Instructions to follow
In the listing below, how many lines contain the word "icon"? Please respond with the number only.

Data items
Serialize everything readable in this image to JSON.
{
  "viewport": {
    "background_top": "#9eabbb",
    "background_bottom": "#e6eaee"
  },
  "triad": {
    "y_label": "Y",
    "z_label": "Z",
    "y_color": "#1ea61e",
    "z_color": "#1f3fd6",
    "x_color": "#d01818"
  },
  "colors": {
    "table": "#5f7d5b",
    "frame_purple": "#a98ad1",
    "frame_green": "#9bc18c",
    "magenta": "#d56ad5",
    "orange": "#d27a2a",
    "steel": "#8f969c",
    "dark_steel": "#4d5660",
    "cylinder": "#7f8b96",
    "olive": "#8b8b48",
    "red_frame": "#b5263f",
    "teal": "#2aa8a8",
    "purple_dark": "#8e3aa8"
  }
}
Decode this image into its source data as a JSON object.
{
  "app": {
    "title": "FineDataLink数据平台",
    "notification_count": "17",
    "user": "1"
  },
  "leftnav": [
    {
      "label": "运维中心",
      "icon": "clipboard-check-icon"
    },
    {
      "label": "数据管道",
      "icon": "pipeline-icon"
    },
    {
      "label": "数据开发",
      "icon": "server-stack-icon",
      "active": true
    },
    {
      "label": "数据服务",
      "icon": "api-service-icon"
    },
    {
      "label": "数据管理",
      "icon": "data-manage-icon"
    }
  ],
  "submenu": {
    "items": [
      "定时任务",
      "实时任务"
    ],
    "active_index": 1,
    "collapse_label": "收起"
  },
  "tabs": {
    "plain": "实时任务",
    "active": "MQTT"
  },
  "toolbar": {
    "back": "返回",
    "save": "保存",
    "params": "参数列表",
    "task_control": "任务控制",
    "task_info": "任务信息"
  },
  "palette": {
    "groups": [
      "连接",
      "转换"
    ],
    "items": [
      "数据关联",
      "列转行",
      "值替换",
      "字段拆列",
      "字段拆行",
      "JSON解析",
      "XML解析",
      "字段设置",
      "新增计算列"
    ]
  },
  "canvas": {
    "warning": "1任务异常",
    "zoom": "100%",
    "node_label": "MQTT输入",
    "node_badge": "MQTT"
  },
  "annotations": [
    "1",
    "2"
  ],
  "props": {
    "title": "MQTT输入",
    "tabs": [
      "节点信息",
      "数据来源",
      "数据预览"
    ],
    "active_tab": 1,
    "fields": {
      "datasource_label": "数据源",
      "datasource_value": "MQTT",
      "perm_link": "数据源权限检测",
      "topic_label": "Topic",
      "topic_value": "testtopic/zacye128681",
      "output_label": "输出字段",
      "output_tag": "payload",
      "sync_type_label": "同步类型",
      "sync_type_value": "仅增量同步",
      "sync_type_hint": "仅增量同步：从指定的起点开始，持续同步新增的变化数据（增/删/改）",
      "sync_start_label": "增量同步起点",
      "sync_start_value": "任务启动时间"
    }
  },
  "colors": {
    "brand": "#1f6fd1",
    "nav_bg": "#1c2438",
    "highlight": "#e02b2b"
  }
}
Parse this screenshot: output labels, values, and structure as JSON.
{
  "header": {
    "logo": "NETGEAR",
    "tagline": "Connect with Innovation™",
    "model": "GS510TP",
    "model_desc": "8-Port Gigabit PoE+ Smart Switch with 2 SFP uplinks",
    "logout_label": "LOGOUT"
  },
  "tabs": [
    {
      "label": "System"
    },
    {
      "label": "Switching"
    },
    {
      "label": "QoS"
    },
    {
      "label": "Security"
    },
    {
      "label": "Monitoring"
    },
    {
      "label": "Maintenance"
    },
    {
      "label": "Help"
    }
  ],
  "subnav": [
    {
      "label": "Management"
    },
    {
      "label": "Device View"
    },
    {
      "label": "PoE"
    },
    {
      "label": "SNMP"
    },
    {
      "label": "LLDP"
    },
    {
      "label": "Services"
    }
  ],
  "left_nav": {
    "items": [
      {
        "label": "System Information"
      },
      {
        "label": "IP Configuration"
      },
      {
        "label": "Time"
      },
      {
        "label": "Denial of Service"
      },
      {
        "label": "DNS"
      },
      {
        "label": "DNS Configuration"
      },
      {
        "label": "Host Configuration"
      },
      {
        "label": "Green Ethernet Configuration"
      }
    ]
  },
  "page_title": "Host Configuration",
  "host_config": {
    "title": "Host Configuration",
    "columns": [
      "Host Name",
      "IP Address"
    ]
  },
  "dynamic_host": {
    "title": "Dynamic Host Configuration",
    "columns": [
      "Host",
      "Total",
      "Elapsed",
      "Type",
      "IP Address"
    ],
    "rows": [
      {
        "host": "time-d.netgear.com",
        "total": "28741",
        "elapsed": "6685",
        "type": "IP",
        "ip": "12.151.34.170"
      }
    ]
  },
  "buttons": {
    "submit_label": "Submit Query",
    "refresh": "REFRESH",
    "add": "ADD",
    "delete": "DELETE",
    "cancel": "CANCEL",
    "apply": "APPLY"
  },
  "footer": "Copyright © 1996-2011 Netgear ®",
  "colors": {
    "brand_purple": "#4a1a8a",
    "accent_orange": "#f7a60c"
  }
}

Exercise answer
5